### What to produce
Report only the number of lines holding "Effective".

### Dataset excerpts

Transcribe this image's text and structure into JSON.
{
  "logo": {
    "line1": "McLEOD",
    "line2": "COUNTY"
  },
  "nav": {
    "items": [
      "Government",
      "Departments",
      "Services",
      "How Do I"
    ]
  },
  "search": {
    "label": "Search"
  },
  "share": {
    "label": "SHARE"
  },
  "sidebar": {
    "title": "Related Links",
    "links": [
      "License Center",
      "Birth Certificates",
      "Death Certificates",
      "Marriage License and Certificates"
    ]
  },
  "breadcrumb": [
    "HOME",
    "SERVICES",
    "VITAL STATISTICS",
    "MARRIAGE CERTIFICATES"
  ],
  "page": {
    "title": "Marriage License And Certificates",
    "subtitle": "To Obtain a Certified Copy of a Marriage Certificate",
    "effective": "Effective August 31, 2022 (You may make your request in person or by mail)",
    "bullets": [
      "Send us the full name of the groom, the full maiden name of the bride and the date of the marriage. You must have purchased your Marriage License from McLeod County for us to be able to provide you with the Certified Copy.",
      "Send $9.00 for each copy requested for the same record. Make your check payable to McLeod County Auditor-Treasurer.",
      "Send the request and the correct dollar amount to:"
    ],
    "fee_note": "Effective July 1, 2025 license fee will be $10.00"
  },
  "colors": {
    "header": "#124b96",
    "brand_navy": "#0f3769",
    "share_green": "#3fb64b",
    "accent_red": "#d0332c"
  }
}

### Full solution
2